Work to complete: Where in the material does the word "Trough" appear? Copy each line that has it.

Material for this exercise:
——————

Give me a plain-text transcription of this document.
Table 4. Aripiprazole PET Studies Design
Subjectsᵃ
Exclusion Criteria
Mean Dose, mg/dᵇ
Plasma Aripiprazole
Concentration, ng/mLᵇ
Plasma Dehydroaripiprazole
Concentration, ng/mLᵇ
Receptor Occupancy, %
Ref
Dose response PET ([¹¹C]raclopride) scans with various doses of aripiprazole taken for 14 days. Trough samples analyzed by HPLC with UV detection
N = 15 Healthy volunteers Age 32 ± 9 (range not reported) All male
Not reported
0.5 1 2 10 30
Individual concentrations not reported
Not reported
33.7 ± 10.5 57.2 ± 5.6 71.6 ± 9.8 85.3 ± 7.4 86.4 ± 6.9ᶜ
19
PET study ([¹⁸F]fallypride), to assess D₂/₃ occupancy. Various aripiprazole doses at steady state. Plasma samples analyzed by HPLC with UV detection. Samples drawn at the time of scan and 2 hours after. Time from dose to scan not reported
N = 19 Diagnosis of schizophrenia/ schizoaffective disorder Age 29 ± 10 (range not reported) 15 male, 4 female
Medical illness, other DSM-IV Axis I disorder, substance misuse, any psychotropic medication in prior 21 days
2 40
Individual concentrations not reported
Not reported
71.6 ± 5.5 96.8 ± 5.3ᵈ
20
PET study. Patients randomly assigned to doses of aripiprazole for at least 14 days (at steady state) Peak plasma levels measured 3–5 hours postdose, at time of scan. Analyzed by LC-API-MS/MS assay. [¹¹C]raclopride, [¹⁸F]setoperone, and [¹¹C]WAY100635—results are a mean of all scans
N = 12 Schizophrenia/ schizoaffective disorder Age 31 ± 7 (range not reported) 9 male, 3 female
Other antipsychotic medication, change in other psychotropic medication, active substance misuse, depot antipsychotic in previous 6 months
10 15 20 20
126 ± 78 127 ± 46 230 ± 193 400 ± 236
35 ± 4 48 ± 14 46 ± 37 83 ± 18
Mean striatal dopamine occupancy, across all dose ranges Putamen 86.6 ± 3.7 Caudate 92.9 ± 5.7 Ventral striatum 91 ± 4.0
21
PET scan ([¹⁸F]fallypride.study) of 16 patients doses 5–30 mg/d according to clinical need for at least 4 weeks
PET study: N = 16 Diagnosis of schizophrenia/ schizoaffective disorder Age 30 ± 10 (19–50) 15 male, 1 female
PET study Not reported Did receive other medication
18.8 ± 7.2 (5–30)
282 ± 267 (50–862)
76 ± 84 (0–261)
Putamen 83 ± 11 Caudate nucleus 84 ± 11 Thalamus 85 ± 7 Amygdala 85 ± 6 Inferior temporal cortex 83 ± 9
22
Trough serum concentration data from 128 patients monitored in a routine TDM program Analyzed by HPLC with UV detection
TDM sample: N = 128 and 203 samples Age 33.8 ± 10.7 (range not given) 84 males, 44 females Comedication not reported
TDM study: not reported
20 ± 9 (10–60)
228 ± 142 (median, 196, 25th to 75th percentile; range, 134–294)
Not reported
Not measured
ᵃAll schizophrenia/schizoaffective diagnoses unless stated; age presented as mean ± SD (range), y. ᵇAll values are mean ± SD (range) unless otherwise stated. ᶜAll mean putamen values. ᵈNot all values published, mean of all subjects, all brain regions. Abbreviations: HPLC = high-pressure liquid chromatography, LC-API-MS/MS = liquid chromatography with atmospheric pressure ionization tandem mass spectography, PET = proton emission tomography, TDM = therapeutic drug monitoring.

——————

Response to this task:
Dose response PET ([¹¹C]raclopride) scans with various doses of aripiprazole taken for 14 days. Trough samples analyzed by HPLC with UV detection
Trough serum concentration data from 128 patients monitored in a routine TDM program Analyzed by HPLC with UV detection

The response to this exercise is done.